* Start *
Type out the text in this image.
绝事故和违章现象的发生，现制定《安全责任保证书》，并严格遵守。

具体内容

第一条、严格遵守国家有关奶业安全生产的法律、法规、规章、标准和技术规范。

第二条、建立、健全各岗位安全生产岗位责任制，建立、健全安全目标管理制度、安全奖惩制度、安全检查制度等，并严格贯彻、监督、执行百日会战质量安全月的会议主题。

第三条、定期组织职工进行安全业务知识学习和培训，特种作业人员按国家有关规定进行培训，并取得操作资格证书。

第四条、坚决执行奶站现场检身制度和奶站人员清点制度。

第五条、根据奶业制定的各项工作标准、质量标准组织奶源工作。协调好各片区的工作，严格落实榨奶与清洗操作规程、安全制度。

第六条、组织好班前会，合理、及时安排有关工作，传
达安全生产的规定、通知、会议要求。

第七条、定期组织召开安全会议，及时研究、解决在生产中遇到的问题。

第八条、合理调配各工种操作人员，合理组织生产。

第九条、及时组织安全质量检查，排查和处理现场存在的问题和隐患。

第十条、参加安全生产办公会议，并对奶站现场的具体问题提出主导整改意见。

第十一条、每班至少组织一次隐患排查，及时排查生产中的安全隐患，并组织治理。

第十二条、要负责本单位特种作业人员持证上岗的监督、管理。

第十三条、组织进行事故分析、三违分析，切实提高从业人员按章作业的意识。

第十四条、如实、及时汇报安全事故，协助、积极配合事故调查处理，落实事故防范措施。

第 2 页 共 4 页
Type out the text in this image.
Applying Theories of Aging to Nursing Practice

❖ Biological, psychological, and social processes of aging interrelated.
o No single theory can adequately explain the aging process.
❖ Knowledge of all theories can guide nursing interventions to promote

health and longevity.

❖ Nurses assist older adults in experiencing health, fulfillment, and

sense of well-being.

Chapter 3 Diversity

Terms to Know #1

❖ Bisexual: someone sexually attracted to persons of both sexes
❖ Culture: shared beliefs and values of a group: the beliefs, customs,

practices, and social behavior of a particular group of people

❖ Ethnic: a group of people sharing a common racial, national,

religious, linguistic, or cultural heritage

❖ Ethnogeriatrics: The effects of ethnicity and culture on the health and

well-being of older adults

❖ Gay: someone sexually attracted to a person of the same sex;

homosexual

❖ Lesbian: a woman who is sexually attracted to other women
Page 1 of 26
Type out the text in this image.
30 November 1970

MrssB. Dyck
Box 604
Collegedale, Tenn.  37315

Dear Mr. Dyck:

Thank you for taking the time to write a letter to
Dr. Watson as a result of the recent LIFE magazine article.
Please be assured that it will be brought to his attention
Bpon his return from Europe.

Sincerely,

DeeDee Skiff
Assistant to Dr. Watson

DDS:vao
* End *
All the entries above need to be reproduced exactly.

**OUTPUT FOR THIS TASK**
Type out the text in this image.
绝事故和违章现象的发生，现制定《安全责任保证书》，并严格遵守。

具体内容

第一条、严格遵守国家有关奶业安全生产的法律、法规、规章、标准和技术规范。

第二条、建立、健全各岗位安全生产岗位责任制，建立、健全安全目标管理制度、安全奖惩制度、安全检查制度等，并严格贯彻、监督、执行百日会战质量安全月的会议主题。

第三条、定期组织职工进行安全业务知识学习和培训，特种作业人员按国家有关规定进行培训，并取得操作资格证书。

第四条、坚决执行奶站现场检身制度和奶站人员清点制度。

第五条、根据奶业制定的各项工作标准、质量标准组织奶源工作。协调好各片区的工作，严格落实榨奶与清洗操作规程、安全制度。

第六条、组织好班前会，合理、及时安排有关工作，传
达安全生产的规定、通知、会议要求。

第七条、定期组织召开安全会议，及时研究、解决在生产中遇到的问题。

第八条、合理调配各工种操作人员，合理组织生产。

第九条、及时组织安全质量检查，排查和处理现场存在的问题和隐患。

第十条、参加安全生产办公会议，并对奶站现场的具体问题提出主导整改意见。

第十一条、每班至少组织一次隐患排查，及时排查生产中的安全隐患，并组织治理。

第十二条、要负责本单位特种作业人员持证上岗的监督、管理。

第十三条、组织进行事故分析、三违分析，切实提高从业人员按章作业的意识。

第十四条、如实、及时汇报安全事故，协助、积极配合事故调查处理，落实事故防范措施。

第 2 页 共 4 页
Type out the text in this image.
Applying Theories of Aging to Nursing Practice

❖ Biological, psychological, and social processes of aging interrelated.
o No single theory can adequately explain the aging process.
❖ Knowledge of all theories can guide nursing interventions to promote

health and longevity.

❖ Nurses assist older adults in experiencing health, fulfillment, and

sense of well-being.

Chapter 3 Diversity

Terms to Know #1

❖ Bisexual: someone sexually attracted to persons of both sexes
❖ Culture: shared beliefs and values of a group: the beliefs, customs,

practices, and social behavior of a particular group of people

❖ Ethnic: a group of people sharing a common racial, national,

religious, linguistic, or cultural heritage

❖ Ethnogeriatrics: The effects of ethnicity and culture on the health and

well-being of older adults

❖ Gay: someone sexually attracted to a person of the same sex;

homosexual

❖ Lesbian: a woman who is sexually attracted to other women
Page 1 of 26
Type out the text in this image.
30 November 1970

MrssB. Dyck
Box 604
Collegedale, Tenn.  37315

Dear Mr. Dyck:

Thank you for taking the time to write a letter to
Dr. Watson as a result of the recent LIFE magazine article.
Please be assured that it will be brought to his attention
Bpon his return from Europe.

Sincerely,

DeeDee Skiff
Assistant to Dr. Watson

DDS:vao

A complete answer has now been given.